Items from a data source
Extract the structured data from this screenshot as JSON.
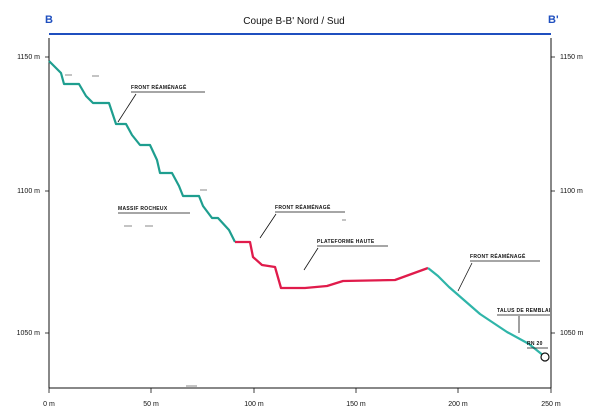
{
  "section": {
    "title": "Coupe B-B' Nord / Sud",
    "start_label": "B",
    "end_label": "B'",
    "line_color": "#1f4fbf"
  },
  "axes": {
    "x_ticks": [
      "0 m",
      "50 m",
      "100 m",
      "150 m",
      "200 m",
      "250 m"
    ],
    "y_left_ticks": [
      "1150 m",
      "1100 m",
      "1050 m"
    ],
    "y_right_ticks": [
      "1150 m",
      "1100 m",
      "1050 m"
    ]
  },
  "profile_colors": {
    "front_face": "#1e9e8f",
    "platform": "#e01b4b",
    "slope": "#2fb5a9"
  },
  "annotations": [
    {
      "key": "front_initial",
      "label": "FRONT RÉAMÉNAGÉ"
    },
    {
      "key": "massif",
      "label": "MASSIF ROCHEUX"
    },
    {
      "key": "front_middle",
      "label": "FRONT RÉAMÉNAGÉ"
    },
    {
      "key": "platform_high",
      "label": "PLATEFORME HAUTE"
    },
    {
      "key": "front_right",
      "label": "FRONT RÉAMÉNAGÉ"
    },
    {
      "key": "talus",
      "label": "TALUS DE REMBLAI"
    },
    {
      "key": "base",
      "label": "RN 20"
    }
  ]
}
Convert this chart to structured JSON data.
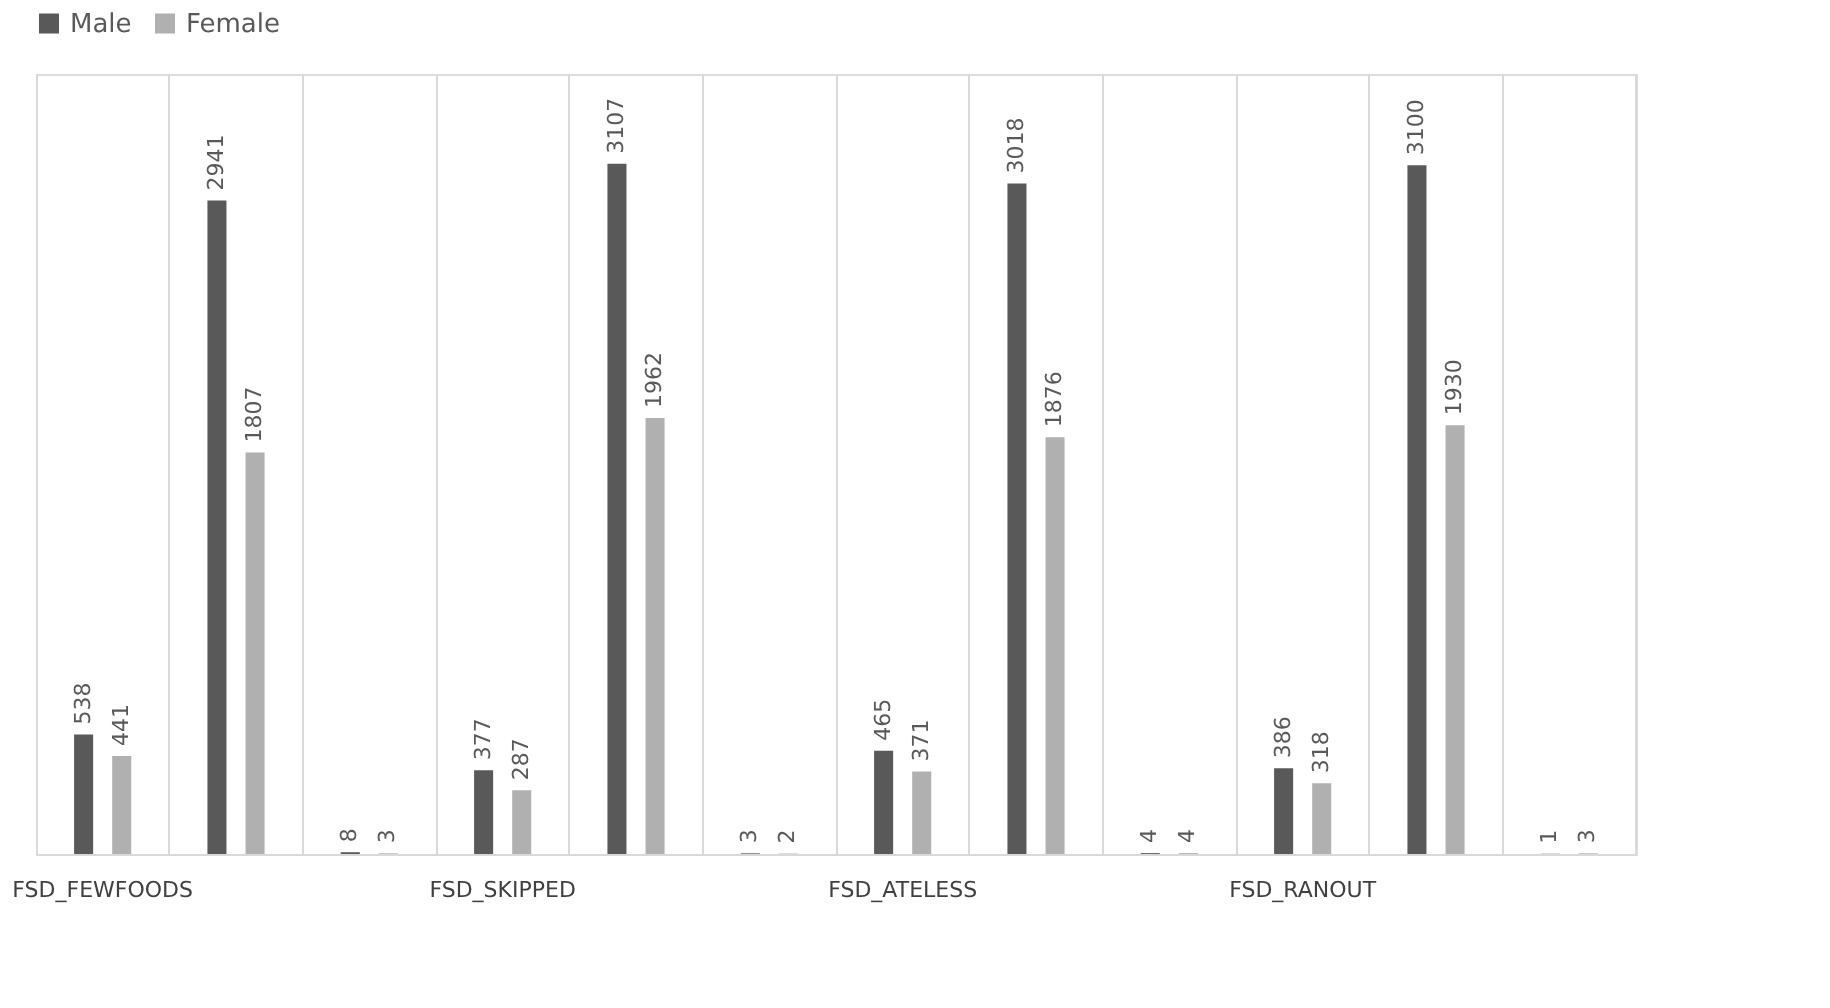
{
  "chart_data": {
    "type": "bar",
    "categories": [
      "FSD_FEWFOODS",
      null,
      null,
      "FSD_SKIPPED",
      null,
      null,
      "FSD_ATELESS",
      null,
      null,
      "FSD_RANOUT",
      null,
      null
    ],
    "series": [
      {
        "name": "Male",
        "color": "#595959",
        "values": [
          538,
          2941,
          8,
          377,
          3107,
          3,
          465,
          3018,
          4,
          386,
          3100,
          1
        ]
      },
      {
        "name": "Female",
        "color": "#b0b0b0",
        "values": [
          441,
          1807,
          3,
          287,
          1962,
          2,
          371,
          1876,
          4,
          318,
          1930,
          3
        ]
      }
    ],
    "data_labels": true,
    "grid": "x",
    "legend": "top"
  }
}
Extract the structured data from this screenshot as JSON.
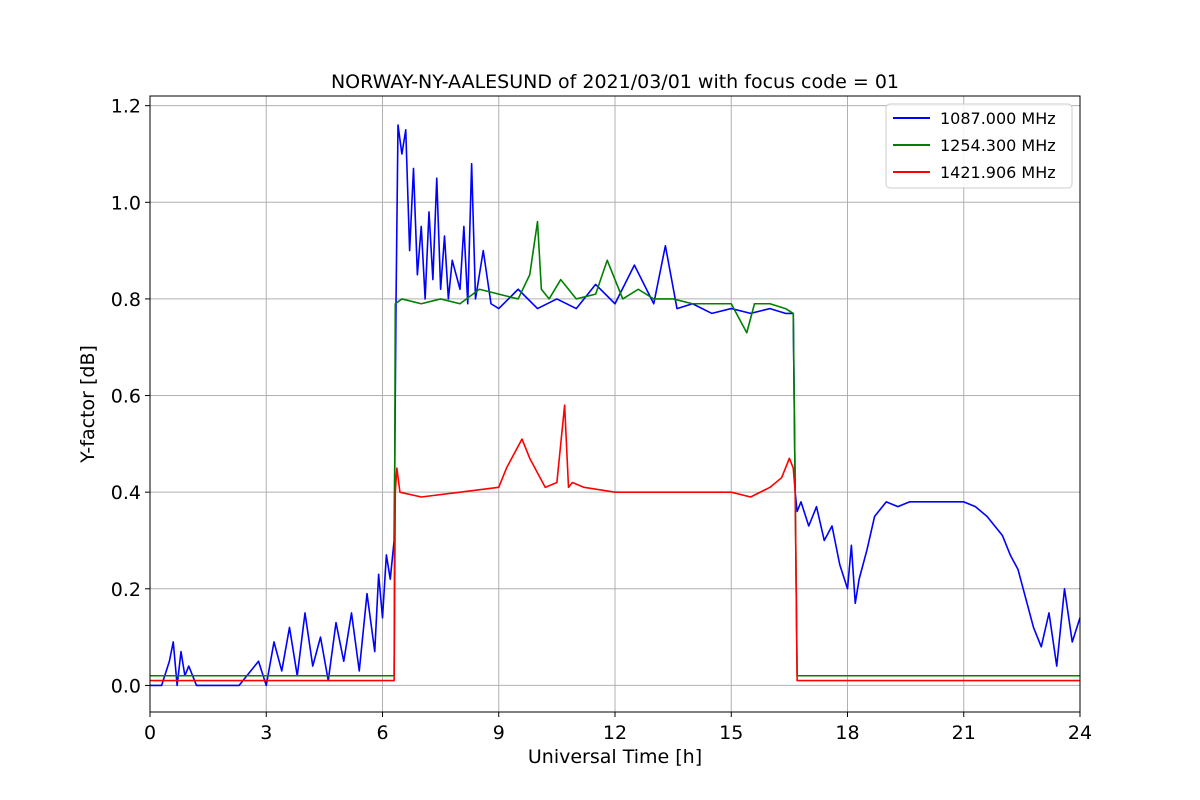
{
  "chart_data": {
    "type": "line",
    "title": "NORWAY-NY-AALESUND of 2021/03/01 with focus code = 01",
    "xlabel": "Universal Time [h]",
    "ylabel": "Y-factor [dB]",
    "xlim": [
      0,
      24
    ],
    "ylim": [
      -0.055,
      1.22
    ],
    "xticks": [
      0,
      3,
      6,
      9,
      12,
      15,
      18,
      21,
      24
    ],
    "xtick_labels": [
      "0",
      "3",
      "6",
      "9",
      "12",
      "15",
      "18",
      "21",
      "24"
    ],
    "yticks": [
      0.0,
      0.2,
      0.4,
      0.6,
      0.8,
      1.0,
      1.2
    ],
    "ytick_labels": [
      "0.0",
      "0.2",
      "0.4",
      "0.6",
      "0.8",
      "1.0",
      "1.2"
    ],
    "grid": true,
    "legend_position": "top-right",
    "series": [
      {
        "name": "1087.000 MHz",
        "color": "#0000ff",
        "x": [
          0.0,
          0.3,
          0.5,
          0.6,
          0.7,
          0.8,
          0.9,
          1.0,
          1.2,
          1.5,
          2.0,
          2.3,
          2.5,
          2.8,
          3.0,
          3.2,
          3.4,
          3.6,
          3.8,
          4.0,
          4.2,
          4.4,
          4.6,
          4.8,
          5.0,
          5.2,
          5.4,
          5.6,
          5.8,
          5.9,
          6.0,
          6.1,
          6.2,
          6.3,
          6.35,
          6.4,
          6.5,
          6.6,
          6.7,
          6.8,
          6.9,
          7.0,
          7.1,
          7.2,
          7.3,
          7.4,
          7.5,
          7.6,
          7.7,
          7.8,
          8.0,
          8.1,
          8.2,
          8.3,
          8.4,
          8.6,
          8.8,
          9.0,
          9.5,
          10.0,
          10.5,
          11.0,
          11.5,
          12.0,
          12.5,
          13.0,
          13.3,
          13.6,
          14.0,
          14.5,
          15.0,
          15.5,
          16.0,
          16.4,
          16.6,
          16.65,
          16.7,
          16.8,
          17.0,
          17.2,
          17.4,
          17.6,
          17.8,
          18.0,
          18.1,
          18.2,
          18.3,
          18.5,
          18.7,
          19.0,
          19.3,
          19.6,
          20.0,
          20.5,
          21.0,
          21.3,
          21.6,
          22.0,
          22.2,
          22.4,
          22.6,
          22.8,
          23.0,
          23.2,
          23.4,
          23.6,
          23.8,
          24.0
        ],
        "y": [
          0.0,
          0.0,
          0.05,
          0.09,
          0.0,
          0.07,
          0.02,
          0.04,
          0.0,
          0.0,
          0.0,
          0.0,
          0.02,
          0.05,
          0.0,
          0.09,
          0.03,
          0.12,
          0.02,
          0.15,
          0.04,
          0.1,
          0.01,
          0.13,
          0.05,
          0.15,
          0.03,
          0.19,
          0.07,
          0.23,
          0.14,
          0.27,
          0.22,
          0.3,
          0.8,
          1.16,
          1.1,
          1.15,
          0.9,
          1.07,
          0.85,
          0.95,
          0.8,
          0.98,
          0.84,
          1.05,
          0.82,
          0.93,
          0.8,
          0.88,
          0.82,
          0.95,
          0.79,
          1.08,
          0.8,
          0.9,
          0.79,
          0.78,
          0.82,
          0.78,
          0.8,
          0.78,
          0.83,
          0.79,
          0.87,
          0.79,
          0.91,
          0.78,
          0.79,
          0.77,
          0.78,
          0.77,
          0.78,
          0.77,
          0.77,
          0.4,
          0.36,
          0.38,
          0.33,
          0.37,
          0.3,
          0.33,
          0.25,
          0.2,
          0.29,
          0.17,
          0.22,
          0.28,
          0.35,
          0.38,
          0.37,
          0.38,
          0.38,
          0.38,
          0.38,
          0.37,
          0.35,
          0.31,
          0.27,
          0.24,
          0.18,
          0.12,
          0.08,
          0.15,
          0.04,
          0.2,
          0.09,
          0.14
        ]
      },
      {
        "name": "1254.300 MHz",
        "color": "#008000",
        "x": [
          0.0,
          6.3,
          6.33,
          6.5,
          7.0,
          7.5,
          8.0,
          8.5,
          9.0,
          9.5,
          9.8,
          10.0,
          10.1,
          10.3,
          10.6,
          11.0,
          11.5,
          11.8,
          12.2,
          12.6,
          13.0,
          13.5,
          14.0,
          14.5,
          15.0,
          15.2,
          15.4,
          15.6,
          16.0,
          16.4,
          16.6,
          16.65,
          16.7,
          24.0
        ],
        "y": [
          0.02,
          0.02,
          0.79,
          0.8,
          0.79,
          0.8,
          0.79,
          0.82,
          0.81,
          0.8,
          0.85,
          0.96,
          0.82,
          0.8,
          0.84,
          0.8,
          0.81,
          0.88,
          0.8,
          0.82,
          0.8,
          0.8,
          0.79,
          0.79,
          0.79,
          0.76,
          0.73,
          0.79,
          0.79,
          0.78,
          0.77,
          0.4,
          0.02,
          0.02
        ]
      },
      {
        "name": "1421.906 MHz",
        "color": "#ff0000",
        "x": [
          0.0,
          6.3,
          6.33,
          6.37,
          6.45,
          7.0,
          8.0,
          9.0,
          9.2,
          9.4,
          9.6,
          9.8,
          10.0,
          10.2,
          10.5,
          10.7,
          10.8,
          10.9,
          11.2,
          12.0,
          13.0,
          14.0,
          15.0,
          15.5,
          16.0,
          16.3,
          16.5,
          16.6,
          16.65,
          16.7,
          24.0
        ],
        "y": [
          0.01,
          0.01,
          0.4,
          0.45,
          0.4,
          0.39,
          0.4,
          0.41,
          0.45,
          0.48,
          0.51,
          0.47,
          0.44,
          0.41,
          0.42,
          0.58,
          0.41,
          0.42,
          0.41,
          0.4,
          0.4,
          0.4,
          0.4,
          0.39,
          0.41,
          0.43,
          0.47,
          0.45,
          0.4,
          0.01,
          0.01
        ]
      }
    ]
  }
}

Work to do:
Pull every line containing the word "title" out of the material and copy it.

Output below:
    "title": "Coupe B-B' Nord / Sud",
    "title": "NORWAY-NY-AALESUND of 2021/03/01 with focus code = 01",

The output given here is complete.